**Collected data entries**
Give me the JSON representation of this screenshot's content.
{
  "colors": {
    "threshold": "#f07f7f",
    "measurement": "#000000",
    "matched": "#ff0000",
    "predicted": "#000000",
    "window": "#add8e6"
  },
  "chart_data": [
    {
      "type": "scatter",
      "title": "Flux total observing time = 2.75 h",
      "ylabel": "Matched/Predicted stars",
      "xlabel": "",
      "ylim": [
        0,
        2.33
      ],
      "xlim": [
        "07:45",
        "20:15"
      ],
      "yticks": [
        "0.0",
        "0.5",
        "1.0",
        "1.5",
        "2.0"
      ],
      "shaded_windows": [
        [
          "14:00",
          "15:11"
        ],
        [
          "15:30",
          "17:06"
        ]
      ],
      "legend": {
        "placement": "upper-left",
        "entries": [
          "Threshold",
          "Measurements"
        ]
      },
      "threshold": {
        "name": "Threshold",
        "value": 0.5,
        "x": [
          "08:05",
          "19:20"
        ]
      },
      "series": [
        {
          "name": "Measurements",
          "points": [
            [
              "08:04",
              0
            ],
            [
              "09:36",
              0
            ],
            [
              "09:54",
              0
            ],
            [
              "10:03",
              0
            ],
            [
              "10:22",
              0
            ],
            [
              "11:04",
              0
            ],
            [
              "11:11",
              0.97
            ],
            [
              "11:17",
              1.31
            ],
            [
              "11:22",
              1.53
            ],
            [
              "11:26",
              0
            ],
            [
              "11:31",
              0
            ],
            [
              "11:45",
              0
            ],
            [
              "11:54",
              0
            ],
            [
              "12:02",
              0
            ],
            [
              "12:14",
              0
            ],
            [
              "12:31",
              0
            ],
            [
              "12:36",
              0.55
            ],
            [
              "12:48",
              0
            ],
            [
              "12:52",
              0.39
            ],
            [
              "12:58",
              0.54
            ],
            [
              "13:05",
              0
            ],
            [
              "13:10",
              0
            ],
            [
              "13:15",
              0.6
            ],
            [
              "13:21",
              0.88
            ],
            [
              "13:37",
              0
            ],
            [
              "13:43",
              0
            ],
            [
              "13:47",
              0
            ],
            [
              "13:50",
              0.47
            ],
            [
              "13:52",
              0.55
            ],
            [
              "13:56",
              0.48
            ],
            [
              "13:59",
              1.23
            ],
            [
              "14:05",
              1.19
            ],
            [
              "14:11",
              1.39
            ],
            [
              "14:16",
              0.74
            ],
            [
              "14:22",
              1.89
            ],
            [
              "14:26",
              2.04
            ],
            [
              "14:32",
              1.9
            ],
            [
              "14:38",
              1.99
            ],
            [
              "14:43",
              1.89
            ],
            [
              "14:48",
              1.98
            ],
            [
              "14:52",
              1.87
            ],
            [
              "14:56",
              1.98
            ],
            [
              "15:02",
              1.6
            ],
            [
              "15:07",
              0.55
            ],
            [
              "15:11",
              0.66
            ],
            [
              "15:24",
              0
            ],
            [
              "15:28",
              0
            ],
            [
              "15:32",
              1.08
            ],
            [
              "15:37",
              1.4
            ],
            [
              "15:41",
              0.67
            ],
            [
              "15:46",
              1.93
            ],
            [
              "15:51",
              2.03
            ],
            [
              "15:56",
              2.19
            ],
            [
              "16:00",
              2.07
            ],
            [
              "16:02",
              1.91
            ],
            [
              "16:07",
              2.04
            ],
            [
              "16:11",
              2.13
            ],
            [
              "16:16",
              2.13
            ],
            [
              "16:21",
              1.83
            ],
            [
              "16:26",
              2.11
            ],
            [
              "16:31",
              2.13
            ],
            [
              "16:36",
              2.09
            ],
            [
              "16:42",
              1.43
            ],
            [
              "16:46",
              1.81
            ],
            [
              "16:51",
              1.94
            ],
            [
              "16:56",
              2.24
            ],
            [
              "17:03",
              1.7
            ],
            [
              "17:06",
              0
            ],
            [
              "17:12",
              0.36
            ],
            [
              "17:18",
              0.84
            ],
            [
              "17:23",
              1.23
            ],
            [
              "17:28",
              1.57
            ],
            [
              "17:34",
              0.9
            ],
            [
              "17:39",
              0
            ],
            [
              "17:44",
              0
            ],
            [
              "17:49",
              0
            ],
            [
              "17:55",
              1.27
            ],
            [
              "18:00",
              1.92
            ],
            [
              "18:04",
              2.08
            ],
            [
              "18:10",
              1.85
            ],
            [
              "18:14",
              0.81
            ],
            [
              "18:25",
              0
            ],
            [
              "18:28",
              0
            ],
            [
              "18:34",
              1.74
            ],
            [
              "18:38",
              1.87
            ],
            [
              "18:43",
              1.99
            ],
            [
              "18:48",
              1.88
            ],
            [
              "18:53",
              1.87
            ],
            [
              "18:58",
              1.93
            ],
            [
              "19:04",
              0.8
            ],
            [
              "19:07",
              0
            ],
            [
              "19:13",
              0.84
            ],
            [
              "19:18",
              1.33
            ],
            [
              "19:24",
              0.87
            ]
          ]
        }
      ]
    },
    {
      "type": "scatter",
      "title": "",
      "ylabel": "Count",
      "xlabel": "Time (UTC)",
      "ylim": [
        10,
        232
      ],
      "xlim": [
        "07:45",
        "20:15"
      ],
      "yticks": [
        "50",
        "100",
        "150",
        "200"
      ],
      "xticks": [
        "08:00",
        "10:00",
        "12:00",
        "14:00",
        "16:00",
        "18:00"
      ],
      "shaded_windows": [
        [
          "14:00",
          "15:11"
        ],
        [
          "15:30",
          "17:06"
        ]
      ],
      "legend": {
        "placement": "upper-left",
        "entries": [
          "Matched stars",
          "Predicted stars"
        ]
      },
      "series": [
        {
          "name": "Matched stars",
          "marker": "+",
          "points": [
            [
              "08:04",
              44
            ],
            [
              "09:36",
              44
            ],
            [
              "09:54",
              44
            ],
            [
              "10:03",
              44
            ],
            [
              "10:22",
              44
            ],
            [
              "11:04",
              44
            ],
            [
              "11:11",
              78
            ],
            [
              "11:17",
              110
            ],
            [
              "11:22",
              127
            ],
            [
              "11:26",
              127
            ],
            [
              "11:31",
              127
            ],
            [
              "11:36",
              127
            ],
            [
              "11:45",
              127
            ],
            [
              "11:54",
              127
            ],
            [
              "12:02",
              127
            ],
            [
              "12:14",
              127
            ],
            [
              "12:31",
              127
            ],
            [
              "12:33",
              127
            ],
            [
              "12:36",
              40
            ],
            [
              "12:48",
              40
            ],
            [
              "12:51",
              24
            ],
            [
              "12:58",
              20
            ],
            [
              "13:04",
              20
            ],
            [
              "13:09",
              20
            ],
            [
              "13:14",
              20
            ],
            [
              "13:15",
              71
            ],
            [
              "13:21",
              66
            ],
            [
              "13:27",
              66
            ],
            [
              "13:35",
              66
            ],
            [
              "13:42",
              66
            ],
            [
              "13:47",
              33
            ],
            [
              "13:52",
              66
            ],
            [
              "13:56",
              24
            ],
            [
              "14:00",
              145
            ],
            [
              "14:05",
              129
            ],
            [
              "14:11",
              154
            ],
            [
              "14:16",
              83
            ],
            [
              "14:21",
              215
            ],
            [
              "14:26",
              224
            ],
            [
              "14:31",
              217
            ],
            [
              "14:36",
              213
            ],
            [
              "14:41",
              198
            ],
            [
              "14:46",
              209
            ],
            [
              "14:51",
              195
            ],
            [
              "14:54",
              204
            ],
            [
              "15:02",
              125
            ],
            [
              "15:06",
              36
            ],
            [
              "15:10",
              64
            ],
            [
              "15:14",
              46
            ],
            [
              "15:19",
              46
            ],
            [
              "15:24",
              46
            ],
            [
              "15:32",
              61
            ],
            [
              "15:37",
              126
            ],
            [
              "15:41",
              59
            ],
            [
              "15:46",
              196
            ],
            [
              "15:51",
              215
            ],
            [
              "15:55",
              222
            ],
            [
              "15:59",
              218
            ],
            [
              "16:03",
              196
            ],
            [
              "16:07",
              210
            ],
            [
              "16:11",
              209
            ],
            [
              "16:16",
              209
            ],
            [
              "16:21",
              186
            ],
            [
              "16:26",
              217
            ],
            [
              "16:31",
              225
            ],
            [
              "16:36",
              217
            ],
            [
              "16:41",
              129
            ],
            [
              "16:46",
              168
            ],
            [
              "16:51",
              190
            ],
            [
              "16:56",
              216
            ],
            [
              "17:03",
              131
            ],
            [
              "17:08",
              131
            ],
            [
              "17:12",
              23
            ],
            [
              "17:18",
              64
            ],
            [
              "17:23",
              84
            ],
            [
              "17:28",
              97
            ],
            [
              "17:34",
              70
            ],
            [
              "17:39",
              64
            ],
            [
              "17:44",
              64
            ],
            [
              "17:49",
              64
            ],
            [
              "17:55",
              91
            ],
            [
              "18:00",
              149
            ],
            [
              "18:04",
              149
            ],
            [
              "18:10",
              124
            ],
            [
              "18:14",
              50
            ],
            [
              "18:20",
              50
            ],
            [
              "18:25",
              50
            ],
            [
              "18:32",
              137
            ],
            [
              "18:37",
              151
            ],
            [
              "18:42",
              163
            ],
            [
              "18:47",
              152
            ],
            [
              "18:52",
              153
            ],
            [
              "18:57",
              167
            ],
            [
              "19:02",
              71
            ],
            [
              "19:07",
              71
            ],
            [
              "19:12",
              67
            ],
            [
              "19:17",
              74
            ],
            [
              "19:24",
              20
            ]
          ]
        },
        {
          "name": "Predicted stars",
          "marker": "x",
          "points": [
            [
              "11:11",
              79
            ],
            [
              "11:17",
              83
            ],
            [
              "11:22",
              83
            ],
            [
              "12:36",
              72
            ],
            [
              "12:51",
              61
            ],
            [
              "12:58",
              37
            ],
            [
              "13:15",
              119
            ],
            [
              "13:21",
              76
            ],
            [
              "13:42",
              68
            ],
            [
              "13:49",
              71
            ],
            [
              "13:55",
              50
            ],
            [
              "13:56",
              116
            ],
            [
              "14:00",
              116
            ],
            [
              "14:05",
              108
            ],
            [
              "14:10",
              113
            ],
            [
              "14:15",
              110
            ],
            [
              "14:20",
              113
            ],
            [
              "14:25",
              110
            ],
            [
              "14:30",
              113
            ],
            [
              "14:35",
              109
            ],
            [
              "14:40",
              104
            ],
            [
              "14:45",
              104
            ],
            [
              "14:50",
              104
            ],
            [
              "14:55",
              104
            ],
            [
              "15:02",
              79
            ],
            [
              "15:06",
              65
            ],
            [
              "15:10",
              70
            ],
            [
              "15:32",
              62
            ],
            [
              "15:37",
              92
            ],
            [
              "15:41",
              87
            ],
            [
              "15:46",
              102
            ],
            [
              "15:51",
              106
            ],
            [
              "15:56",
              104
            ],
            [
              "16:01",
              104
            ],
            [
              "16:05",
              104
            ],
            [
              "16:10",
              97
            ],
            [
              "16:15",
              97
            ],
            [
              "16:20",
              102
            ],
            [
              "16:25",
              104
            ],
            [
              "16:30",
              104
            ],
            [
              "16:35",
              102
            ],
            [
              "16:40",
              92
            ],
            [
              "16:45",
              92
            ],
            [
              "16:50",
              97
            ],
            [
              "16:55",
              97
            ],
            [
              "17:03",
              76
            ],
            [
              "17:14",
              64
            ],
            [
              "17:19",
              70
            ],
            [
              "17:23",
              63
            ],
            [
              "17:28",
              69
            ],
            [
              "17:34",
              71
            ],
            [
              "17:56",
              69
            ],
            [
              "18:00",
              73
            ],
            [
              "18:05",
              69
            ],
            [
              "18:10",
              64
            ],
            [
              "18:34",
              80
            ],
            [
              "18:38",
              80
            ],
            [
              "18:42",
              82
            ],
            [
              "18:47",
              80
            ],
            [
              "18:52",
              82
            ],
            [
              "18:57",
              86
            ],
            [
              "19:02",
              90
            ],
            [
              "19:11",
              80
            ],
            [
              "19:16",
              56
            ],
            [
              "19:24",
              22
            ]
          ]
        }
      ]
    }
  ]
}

**Exercise**
Find the lines above that include the string "name" and copy them.

**Response to the exercise**
        "name": "Threshold",
          "name": "Measurements",
          "name": "Matched stars",
          "name": "Predicted stars",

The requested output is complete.